Begin Text to read

Bundle¶
A Bundle Resource within DataOS serves as a declarative and standardized mechanism for deploying a collection of Resources, data products, or applications in a single operation. It empowers data developers with the capability to programmatically orchestrate the deployment, scheduling, creation, and dismantling of code and infrastructure resources linked to these data products and applications in a unified manner.
As implied by its name, the Bundle Resource aggregates various DataOS Resources into a flattened directed acyclic graph (DAG). Within this structure, each node represents a distinct DataOS Resource, interconnected through dependency relationships.
Why use a Bundle?¶
End-to-End Definition¶
The manifest file of the Bundle can be used to define the logical quantum for a data product - it encompasses the ‘code’ part of a ‘Data Product’. It collectively provides a comprehensive definition of a data product or application. This representation simplifies the application of software engineering best practices, including source control, code review, testing, and continuous integration/continuous deployment (CI/CD) processes.
Streamlined Deployment¶
The Bundle eliminates fragmented deployment and validation procedures enabling robust configuration management across multiple Workspaces and cloud environments.
Structure of a Bundle YAML manifest¶
The YAML manifest outlined below details the structure of a Bundle:
# Resource meta section
name: ${{my-bundle}}
version: v1alpha
type: bundle
layer: user
tags:
- ${{dataos:type:resource}}
- ${{dataos:resource:bundle}}
description: ${{this bundle resource is for a data product}}
owner: ${{iamgroot}}
# Bundle-specific section
bundle:
# Bundle Schedule section
schedule:
initialState: ${{initial state}}
timezone: ${{time zone}}
create:
cron: ${{cron expression}}
delete:
cron: ${{cron expression}}
# Bundle Workspaces section
workspaces:
- name: ${{bundlespace}} # Workspace name (mandatory)
description: ${{this is a bundle workspace}} # Workspace description (optional)
tags: # Workspace tags (optional)
- ${{bundle}}
- ${{myworkspace}}
labels: # Workspace labels (optional)
${{purpose: testing}}
layer: user # Workspace layer (mandatory)
# Bundle Resources section
resources:
- id: ${{bundle-scanner}} # Resource ID (mandatory)
workspace: ${{bundlespace}} # Workspace (optional)
spec: # Resource spec (mandatory)

End Text to read

To do:
[1] Transcribe verbatim the portion of the Bundle documentation that opens with the words containing "Why use a Bundle?¶" and closes with "and cloud environments.".
[2] In the YAML manifest of the Bundle documentation, list every field whose inline comment marks it as mandatory.
[3] Resume the Bundle documentation immediately after its final line and write what follows.

Begin Entries

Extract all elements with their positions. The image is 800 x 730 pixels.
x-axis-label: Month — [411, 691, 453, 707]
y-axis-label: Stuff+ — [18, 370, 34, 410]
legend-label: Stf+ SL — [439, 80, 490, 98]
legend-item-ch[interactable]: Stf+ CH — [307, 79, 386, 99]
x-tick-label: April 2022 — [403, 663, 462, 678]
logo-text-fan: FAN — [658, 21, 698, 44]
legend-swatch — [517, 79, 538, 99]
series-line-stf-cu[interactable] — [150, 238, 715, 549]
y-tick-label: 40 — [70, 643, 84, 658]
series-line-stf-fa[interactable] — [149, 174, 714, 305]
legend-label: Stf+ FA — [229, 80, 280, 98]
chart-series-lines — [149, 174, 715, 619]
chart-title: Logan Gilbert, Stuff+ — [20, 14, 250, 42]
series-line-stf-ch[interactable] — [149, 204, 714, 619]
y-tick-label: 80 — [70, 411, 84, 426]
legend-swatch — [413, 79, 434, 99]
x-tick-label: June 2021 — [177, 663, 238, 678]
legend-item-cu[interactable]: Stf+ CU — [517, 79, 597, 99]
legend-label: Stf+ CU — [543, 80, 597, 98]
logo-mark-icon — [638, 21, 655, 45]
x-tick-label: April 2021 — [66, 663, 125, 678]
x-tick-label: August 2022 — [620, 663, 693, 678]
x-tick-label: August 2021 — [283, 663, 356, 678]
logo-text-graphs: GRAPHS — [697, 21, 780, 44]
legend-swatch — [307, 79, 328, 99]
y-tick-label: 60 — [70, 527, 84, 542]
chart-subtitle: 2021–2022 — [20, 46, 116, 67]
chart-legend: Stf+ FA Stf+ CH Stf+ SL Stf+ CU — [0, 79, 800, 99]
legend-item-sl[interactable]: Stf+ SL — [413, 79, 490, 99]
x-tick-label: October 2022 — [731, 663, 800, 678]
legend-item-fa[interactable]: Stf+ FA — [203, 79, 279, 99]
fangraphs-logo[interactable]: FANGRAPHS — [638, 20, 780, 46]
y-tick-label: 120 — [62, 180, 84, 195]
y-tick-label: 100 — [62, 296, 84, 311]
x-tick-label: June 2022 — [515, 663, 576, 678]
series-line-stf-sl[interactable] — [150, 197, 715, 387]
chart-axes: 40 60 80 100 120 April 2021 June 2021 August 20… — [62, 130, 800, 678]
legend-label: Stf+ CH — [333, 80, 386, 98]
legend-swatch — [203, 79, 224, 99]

End Entries

Results:
[1]
Why use a Bundle?¶
End-to-End Definition¶
The manifest file of the Bundle can be used to define the logical quantum for a data product - it encompasses the ‘code’ part of a ‘Data Product’. It collectively provides a comprehensive definition of a data product or application. This representation simplifies the application of software engineering best practices, including source control, code review, testing, and continuous integration/continuous deployment (CI/CD) processes.
Streamlined Deployment¶
The Bundle eliminates fragmented deployment and validation procedures enabling robust configuration management across multiple Workspaces and cloud environments.

[2]
- name (Workspace name)
- layer (Workspace layer)
- id (Resource ID)
- spec (Resource spec)

[3]
${{resource spec manifest}}
file: ${{/home/Desktop/bundle-scanner.yaml}} # Resource spec file (optional)
dependencies: # Resource dependency (optional)
- ${{bundle-depot}}
dependencyConditions: # Resource dependency conditions (optional)
- resourceId: ${{bundle-depot}} # Resource ID (mandatory)
status: # Status dependency condition (optional)
is: # Status is (optional)
- ${{active}}
contains: # Status contains (optional)
- ${{activ}}
runtime: # Runtime dependency condition (optional)
is: # Runtime is (optional)
- ${{running}}
contains: # Runtime contains (optional)
- ${{run}}
# Additional properties section
properties:
${{additional properties}}
# Manage As User
manageAsUser: ${{iamgroot}}
How to create a Bundle?¶
Data developers can create a Bundle Resource by creating a YAML manifest and applying it via the DataOS CLI.
Create a Bundle YAML manifest¶
A Bundle Resource YAML manifest can be structurally broken down into following sections:
Configure the Resource meta section¶
In DataOS, a Bundle is categorized as a Resource-type. The Resource meta section within the YAML manifest encompasses attributes universally applicable to all Resource-types. The provided YAML codeblock elucidates the requisite attributes for this section:
# Resource meta section
name: ${{my-bundle}} # Resource name (mandatory)
version: v1beta # Manifest version (mandatory)
type: bundle # Resource-type (mandatory)
tags: # Resource Tags (optional)
- ${{dataos:type:resource}}
- ${{dataos:resource:bundle}}
description: ${{This is a bundle yaml manifest}} # Resource Description (optional)
owner: ${{iamgroot}} # Resource Owner (optional)
bundle: # Bundle-specific section mapping(mandatory)
${{Attributes of Bundle-specific section}}
For more information, refer to the Attributes of Resource Meta Section.
Configure the Bundle-specific section¶
The Bundle-specific section contains attributes specific to the Bundle Resource. This section comprises of four high-level sections:
- Schedule
- Workspaces
- Bundle Resources
- Additional Properties
Each of these sections should be appropriately configured when creating a Bundle YAML manifest. The high-level structure of the various separate sections within the Bundle-specific section is provided in the YAML below:
bundle:
schedule: # Bundle schedule section (optional)
${{attributes for scheduling the bundle}}
workspaces: # Bundle workspaces section (optional)
${{attributes specific to workspace configuration}}
resources: # Bundle resources section (mandatory)
${{attributes specific to bundle resources}}
properties: # Addtional Properties (optional)
${{additional properties}}
manageAsUser: ${{iamgroot}} # Manage As User (optional)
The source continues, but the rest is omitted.